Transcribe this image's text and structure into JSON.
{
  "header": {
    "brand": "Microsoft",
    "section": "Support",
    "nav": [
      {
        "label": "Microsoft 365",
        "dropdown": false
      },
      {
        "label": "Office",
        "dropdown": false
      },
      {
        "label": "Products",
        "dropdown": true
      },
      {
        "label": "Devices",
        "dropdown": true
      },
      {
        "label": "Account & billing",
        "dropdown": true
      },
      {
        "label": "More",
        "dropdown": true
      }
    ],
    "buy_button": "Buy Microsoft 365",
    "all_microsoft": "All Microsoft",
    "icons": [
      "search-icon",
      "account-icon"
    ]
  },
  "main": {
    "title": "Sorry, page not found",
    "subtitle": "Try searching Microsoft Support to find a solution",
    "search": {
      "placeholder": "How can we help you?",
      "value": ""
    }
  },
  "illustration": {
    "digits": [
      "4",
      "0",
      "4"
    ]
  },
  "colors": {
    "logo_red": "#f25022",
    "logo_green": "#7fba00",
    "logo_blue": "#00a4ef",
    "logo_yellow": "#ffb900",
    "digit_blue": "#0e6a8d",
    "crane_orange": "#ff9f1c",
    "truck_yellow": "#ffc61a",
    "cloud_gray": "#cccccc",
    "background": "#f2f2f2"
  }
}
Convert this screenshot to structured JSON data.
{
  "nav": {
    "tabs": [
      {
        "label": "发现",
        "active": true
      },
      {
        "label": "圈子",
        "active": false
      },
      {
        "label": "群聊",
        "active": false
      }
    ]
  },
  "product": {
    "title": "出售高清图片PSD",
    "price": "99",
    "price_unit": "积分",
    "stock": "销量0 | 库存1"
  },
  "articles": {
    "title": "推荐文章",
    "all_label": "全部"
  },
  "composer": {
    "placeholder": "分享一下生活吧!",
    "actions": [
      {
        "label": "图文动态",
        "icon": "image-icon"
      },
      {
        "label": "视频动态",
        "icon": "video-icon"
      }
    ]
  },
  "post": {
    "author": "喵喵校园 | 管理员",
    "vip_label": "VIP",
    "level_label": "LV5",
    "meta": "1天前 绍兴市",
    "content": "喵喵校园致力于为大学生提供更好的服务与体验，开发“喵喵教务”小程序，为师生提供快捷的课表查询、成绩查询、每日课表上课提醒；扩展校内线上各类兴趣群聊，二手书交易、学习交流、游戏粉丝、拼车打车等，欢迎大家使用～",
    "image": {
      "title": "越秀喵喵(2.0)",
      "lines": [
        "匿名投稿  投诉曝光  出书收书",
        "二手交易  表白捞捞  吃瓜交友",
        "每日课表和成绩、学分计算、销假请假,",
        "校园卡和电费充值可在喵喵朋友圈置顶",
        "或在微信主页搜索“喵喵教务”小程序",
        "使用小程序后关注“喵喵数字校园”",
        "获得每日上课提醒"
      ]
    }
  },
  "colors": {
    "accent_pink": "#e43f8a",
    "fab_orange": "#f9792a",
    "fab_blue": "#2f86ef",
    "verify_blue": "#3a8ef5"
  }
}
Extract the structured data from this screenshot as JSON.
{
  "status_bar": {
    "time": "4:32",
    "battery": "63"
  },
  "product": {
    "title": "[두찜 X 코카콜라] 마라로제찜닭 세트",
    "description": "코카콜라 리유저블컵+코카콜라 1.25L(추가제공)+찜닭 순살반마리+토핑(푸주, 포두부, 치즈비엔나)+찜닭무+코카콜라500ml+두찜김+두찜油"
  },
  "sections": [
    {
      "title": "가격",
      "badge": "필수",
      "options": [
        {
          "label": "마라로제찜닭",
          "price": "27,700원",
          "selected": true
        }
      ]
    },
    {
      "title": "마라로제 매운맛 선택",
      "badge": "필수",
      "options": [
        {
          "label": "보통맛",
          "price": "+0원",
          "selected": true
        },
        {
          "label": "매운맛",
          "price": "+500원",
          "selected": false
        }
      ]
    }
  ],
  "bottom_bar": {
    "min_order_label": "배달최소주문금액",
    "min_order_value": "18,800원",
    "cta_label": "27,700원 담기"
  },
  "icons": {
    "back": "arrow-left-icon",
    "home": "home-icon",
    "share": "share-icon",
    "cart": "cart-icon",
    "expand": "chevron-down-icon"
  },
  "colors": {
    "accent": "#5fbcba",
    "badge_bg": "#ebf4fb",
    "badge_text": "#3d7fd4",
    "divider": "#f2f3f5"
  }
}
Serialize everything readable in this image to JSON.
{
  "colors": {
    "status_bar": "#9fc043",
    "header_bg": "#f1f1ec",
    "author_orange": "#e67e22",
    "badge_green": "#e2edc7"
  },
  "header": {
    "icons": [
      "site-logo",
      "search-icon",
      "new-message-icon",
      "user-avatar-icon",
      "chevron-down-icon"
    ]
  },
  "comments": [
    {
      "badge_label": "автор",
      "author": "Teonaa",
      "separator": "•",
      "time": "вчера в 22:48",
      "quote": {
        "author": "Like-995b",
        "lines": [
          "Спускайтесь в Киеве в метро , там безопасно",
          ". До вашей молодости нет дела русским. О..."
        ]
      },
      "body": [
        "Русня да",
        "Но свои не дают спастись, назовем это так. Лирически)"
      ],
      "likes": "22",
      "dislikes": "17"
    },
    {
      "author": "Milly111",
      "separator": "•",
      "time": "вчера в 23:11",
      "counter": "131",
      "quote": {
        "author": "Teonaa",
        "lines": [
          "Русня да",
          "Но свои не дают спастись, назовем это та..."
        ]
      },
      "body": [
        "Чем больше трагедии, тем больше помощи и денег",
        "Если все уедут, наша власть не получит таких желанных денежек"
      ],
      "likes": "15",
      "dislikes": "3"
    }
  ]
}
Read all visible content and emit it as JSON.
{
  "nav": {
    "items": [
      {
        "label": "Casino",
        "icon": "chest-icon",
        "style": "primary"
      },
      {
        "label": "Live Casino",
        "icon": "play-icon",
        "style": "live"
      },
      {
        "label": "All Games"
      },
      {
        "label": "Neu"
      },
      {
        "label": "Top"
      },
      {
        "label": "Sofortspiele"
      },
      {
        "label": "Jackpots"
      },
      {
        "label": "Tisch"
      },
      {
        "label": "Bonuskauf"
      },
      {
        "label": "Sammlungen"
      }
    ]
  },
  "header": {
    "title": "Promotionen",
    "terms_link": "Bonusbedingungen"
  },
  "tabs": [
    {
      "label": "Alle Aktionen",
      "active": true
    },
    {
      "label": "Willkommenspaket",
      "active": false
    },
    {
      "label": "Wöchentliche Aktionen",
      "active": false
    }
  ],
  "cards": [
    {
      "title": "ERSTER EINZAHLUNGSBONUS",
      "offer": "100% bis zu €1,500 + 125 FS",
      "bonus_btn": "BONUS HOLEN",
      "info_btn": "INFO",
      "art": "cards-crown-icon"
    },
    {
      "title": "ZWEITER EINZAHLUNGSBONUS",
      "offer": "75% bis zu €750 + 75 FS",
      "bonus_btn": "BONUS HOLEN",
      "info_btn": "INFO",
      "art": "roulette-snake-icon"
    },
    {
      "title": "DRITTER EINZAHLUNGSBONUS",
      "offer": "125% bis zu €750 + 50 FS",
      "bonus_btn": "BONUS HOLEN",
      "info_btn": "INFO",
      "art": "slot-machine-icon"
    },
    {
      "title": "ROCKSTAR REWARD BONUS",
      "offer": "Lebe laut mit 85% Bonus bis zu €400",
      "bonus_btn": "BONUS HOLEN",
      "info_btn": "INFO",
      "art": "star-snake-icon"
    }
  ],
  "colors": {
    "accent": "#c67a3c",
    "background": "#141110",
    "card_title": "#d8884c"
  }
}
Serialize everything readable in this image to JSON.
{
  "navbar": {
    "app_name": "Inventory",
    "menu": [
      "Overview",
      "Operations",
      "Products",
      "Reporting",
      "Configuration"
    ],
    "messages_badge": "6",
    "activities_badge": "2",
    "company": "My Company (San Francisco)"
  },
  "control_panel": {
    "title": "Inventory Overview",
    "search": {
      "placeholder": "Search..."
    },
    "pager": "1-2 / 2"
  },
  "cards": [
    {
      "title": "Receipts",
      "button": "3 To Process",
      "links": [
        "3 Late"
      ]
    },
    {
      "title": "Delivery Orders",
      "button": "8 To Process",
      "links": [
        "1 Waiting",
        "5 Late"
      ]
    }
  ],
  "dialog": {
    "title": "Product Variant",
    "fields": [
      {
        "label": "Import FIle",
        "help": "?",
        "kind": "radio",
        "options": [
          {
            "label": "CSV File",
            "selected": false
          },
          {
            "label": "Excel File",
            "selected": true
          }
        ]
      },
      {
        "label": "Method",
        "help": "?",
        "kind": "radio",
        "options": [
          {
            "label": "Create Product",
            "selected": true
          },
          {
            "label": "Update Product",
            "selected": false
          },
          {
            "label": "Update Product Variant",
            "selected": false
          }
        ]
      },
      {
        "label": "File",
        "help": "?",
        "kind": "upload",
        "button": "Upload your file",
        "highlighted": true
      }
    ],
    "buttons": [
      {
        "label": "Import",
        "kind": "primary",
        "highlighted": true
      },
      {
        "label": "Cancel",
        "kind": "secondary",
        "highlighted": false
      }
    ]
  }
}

....................

> EXERCISE GOAL: Select and copy each line from the data that includes the word "chevron".

> COMPLETE OUTPUT:
    "expand": "chevron-down-icon"
      "chevron-down-icon"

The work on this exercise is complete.